- Set problem -
Check each line of the records below and collect those holding "title".
◇ ◇ ◇ ◇ ◇ ◇ ◇
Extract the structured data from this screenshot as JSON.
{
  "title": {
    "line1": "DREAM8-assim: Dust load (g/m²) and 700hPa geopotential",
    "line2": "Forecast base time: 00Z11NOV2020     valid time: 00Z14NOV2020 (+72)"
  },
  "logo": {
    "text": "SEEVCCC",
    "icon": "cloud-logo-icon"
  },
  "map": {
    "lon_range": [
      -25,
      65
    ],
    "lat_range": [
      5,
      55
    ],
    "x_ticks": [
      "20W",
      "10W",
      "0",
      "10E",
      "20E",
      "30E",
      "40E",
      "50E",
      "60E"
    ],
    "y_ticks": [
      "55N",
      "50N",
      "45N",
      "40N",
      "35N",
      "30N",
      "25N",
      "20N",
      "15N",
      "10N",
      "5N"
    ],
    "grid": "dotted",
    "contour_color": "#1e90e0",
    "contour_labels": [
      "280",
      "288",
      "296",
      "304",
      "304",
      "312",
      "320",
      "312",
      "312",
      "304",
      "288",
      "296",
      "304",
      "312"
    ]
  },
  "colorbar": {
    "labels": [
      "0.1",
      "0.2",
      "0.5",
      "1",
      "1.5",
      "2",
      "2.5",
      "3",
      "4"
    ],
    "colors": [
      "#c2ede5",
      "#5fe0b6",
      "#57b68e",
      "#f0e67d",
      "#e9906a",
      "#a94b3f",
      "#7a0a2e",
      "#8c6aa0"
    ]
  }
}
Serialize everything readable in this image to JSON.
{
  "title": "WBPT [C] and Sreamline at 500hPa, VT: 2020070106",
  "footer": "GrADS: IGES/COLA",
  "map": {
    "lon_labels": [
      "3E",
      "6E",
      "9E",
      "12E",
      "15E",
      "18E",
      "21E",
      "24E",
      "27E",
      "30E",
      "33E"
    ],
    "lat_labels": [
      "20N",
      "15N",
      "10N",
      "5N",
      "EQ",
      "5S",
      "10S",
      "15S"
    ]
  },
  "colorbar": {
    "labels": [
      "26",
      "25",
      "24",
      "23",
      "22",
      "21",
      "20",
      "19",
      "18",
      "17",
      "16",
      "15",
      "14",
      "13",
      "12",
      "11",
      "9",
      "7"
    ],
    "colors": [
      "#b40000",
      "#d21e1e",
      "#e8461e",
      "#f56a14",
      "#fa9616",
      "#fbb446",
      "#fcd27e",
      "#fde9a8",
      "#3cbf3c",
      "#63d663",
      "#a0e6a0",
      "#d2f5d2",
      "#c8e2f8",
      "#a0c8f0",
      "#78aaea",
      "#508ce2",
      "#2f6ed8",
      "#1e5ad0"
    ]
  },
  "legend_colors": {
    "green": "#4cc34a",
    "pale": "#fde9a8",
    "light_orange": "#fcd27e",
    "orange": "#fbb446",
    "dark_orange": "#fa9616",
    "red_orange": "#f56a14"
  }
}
◇ ◇ ◇ ◇ ◇ ◇ ◇
- Result -
  "title": {
  "title": "WBPT [C] and Sreamline at 500hPa, VT: 2020070106",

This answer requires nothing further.